§ DATA PROVIDED
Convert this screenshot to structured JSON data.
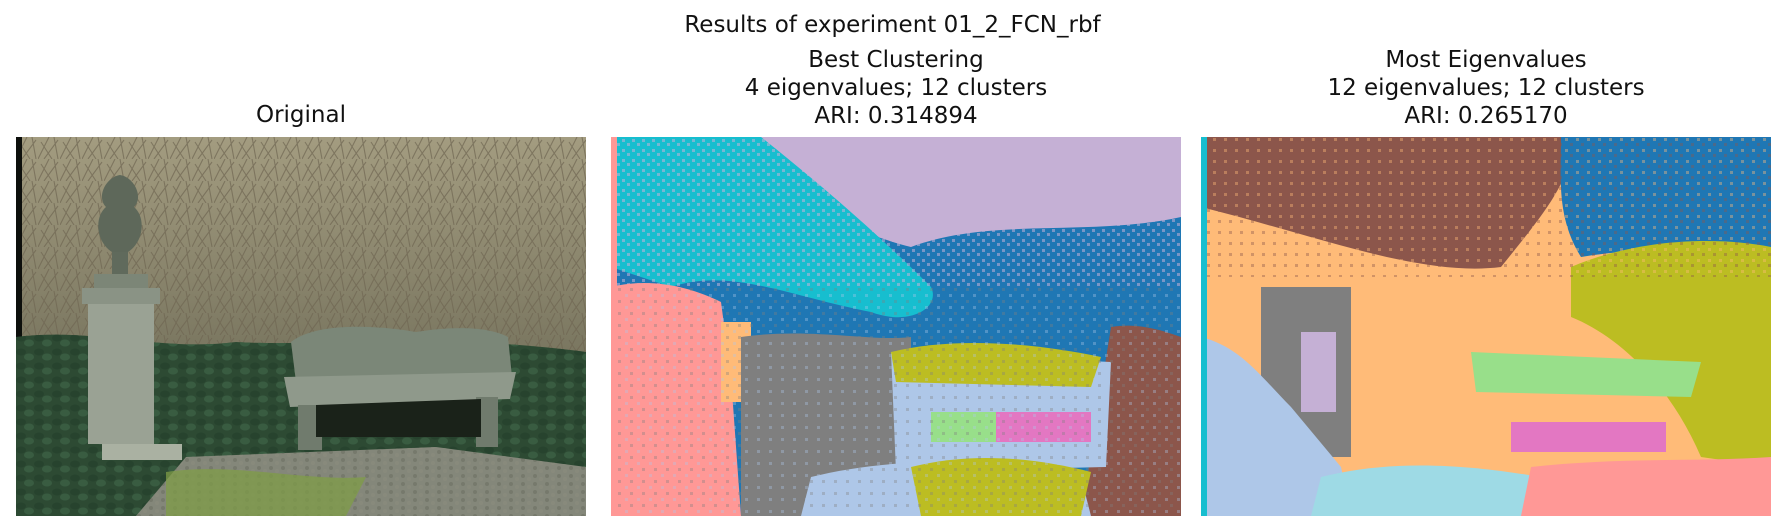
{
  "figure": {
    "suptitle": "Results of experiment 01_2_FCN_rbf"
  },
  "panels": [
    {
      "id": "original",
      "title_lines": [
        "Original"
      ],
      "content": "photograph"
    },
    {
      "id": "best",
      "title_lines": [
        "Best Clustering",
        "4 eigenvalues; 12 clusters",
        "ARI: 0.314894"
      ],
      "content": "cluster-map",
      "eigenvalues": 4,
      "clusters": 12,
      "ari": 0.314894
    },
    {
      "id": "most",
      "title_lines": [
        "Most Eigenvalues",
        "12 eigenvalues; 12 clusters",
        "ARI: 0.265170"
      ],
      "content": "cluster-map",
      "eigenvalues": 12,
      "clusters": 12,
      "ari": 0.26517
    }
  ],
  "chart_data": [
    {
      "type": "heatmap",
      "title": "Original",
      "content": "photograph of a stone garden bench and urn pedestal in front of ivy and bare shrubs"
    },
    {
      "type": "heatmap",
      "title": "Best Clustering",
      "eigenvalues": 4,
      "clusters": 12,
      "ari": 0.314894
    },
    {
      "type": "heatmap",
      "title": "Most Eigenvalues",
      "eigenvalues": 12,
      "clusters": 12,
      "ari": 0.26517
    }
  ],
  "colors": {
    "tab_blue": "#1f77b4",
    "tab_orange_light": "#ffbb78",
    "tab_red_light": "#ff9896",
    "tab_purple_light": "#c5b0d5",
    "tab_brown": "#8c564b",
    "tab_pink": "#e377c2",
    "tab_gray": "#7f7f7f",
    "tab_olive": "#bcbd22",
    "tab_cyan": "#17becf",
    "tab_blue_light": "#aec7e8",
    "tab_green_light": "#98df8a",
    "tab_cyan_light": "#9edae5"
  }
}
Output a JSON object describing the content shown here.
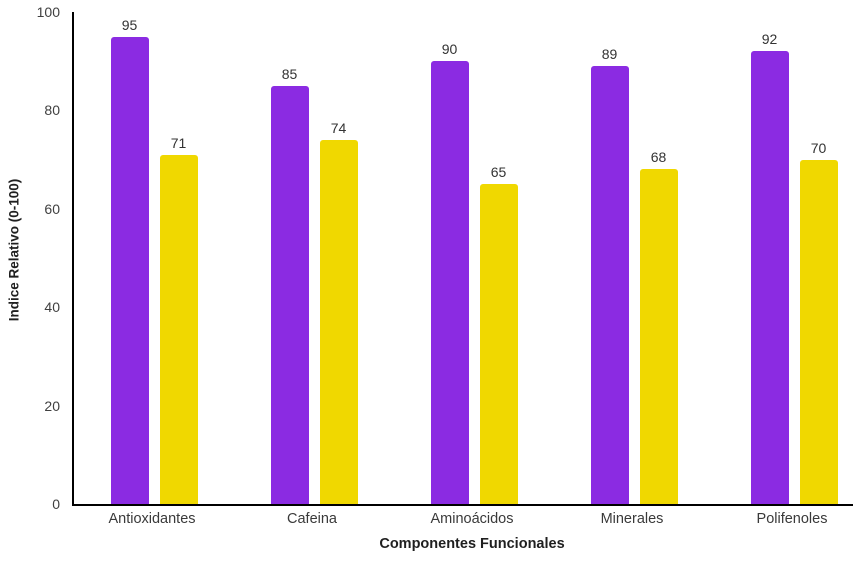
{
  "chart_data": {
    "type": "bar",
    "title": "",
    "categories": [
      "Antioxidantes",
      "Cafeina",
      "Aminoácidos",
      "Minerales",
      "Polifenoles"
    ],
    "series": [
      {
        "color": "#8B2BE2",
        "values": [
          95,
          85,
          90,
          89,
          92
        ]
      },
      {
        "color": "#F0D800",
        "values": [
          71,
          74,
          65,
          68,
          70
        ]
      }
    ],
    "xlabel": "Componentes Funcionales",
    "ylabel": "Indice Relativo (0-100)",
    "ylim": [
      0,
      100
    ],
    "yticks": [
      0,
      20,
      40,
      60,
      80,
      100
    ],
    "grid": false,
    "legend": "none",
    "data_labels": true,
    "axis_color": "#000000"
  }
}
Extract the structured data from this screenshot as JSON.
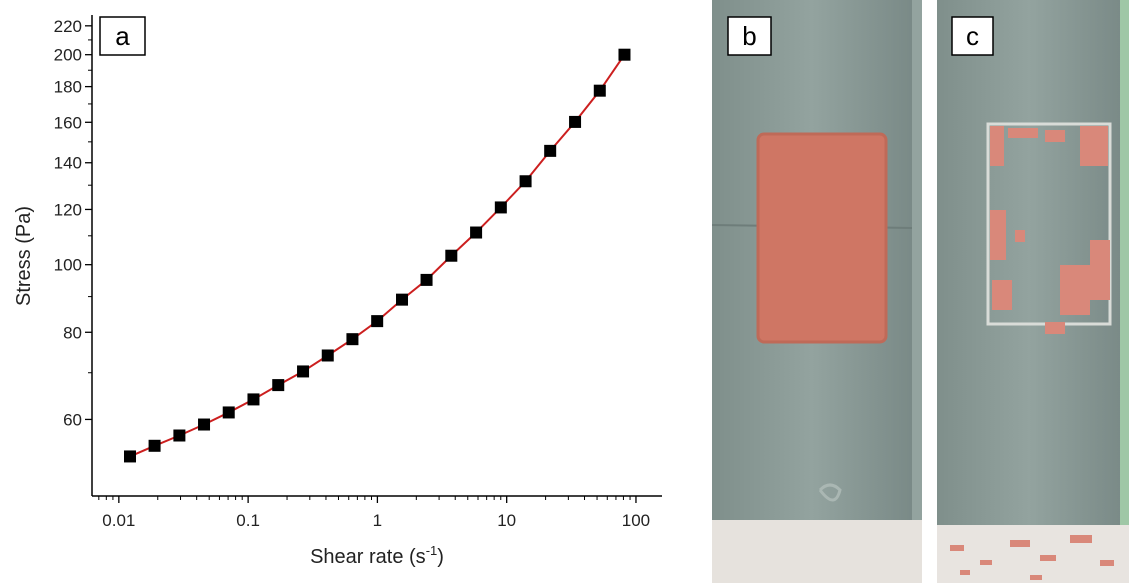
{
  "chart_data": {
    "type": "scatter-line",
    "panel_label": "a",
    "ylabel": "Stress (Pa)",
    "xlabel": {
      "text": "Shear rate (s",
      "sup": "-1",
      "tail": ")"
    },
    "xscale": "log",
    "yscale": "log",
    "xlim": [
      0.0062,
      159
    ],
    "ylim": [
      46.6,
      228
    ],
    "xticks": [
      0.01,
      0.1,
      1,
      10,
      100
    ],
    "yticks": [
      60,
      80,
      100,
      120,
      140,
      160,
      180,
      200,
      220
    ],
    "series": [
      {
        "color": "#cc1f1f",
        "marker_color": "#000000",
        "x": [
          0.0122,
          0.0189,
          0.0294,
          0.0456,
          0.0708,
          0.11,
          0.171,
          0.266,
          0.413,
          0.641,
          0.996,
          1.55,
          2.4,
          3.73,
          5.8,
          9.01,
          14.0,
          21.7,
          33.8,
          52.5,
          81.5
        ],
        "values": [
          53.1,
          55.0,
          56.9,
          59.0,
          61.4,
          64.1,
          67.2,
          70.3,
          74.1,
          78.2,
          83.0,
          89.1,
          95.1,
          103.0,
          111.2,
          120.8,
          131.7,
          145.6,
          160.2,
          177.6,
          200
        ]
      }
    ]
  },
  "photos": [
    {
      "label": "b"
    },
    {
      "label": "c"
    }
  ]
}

§ YOUR INSTRUCTIONS
Skip the images and write out the rest of the listing exactly.

§ RESULT OF THIS TASK
Convert this screenshot to structured JSON data.
{
  "figure": {
    "suptitle": "Results of experiment 01_2_FCN_rbf"
  },
  "panels": [
    {
      "id": "original",
      "title_lines": [
        "Original"
      ],
      "content": "photograph"
    },
    {
      "id": "best",
      "title_lines": [
        "Best Clustering",
        "4 eigenvalues; 12 clusters",
        "ARI: 0.314894"
      ],
      "content": "cluster-map",
      "eigenvalues": 4,
      "clusters": 12,
      "ari": 0.314894
    },
    {
      "id": "most",
      "title_lines": [
        "Most Eigenvalues",
        "12 eigenvalues; 12 clusters",
        "ARI: 0.265170"
      ],
      "content": "cluster-map",
      "eigenvalues": 12,
      "clusters": 12,
      "ari": 0.26517
    }
  ],
  "chart_data": [
    {
      "type": "heatmap",
      "title": "Original",
      "content": "photograph of a stone garden bench and urn pedestal in front of ivy and bare shrubs"
    },
    {
      "type": "heatmap",
      "title": "Best Clustering",
      "eigenvalues": 4,
      "clusters": 12,
      "ari": 0.314894
    },
    {
      "type": "heatmap",
      "title": "Most Eigenvalues",
      "eigenvalues": 12,
      "clusters": 12,
      "ari": 0.26517
    }
  ],
  "colors": {
    "tab_blue": "#1f77b4",
    "tab_orange_light": "#ffbb78",
    "tab_red_light": "#ff9896",
    "tab_purple_light": "#c5b0d5",
    "tab_brown": "#8c564b",
    "tab_pink": "#e377c2",
    "tab_gray": "#7f7f7f",
    "tab_olive": "#bcbd22",
    "tab_cyan": "#17becf",
    "tab_blue_light": "#aec7e8",
    "tab_green_light": "#98df8a",
    "tab_cyan_light": "#9edae5"
  }
}
Output a JSON object describing the content shown here.
{
  "chart_data": {
    "type": "bar",
    "title": "",
    "categories": [
      "Antioxidantes",
      "Cafeina",
      "Aminoácidos",
      "Minerales",
      "Polifenoles"
    ],
    "series": [
      {
        "color": "#8B2BE2",
        "values": [
          95,
          85,
          90,
          89,
          92
        ]
      },
      {
        "color": "#F0D800",
        "values": [
          71,
          74,
          65,
          68,
          70
        ]
      }
    ],
    "xlabel": "Componentes Funcionales",
    "ylabel": "Indice Relativo (0-100)",
    "ylim": [
      0,
      100
    ],
    "yticks": [
      0,
      20,
      40,
      60,
      80,
      100
    ],
    "grid": false,
    "legend": "none",
    "data_labels": true,
    "axis_color": "#000000"
  }
}
Extract the structured data from this screenshot as JSON.
{
  "chart_data": {
    "type": "scatter-line",
    "panel_label": "a",
    "ylabel": "Stress (Pa)",
    "xlabel": {
      "text": "Shear rate (s",
      "sup": "-1",
      "tail": ")"
    },
    "xscale": "log",
    "yscale": "log",
    "xlim": [
      0.0062,
      159
    ],
    "ylim": [
      46.6,
      228
    ],
    "xticks": [
      0.01,
      0.1,
      1,
      10,
      100
    ],
    "yticks": [
      60,
      80,
      100,
      120,
      140,
      160,
      180,
      200,
      220
    ],
    "series": [
      {
        "color": "#cc1f1f",
        "marker_color": "#000000",
        "x": [
          0.0122,
          0.0189,
          0.0294,
          0.0456,
          0.0708,
          0.11,
          0.171,
          0.266,
          0.413,
          0.641,
          0.996,
          1.55,
          2.4,
          3.73,
          5.8,
          9.01,
          14.0,
          21.7,
          33.8,
          52.5,
          81.5
        ],
        "values": [
          53.1,
          55.0,
          56.9,
          59.0,
          61.4,
          64.1,
          67.2,
          70.3,
          74.1,
          78.2,
          83.0,
          89.1,
          95.1,
          103.0,
          111.2,
          120.8,
          131.7,
          145.6,
          160.2,
          177.6,
          200
        ]
      }
    ]
  },
  "photos": [
    {
      "label": "b"
    },
    {
      "label": "c"
    }
  ]
}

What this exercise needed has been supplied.